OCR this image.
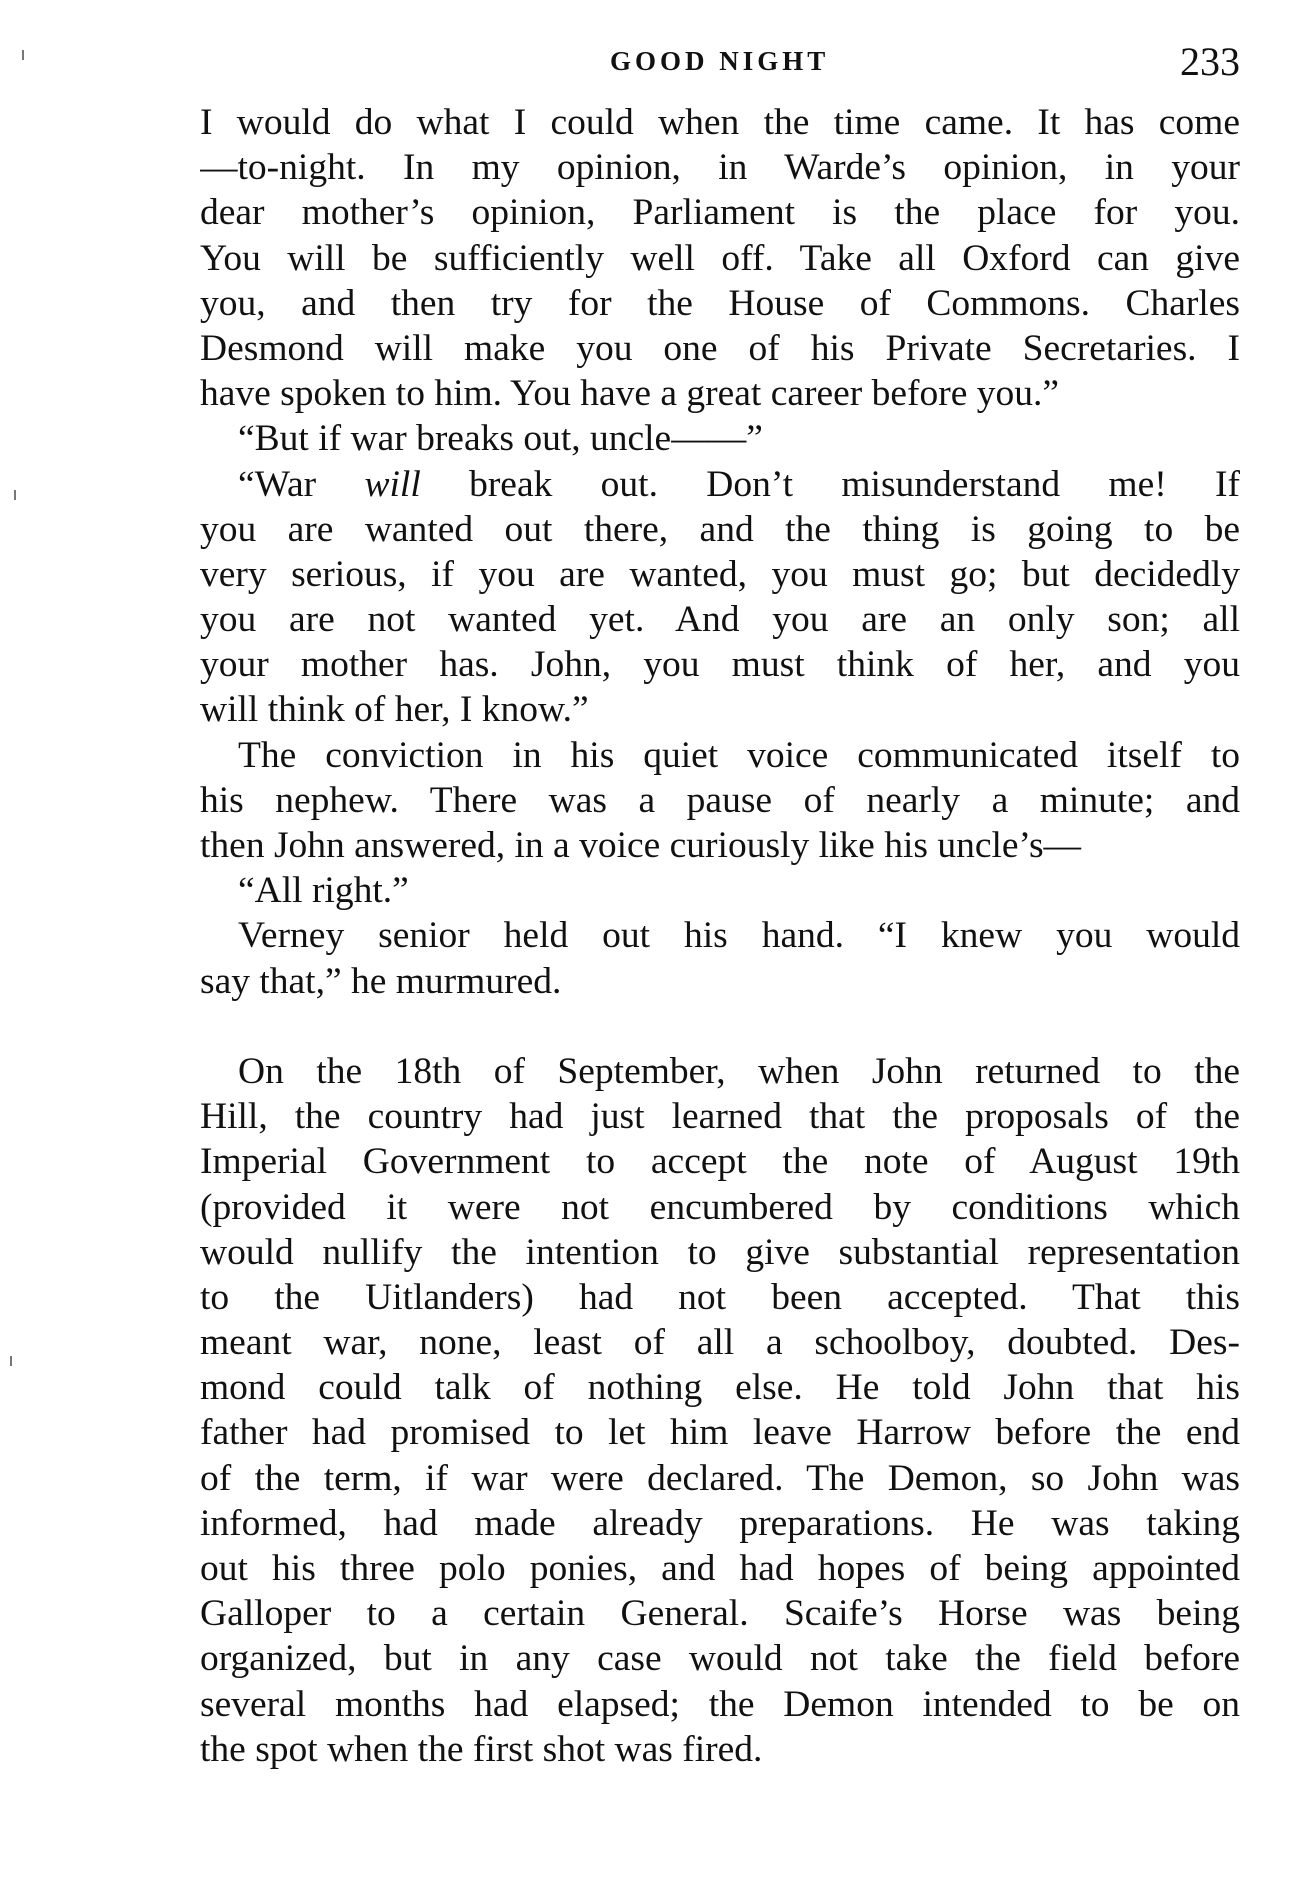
GOOD NIGHT	233
I would do what I could when the time came. It has come
—to-night. In my opinion, in Warde’s opinion, in your
dear mother’s opinion, Parliament is the place for you.
You will be sufficiently well off. Take all Oxford can give
you, and then try for the House of Commons. Charles
Desmond will make you one of his Private Secretaries. I
have spoken to him. You have a great career before you.”
“But if war breaks out, uncle——”
“War will break out. Don’t misunderstand me! If
you are wanted out there, and the thing is going to be
very serious, if you are wanted, you must go; but decidedly
you are not wanted yet. And you are an only son; all
your mother has. John, you must think of her, and you
will think of her, I know.”
The conviction in his quiet voice communicated itself to
his nephew. There was a pause of nearly a minute; and
then John answered, in a voice curiously like his uncle’s—
“All right.”
Verney senior held out his hand. “I knew you would
say that,” he murmured.
On the 18th of September, when John returned to the
Hill, the country had just learned that the proposals of the
Imperial Government to accept the note of August 19th
(provided it were not encumbered by conditions which
would nullify the intention to give substantial representation
to the Uitlanders) had not been accepted. That this
meant war, none, least of all a schoolboy, doubted. Des-
mond could talk of nothing else. He told John that his
father had promised to let him leave Harrow before the end
of the term, if war were declared. The Demon, so John was
informed, had made already preparations. He was taking
out his three polo ponies, and had hopes of being appointed
Galloper to a certain General. Scaife’s Horse was being
organized, but in any case would not take the field before
several months had elapsed; the Demon intended to be on
the spot when the first shot was fired.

• [Written request]
Using the entries above, find all lines with "before". Copy them.

• [Exercise result]
have spoken to him. You have a great career before you.”
father had promised to let him leave Harrow before the end
organized, but in any case would not take the field before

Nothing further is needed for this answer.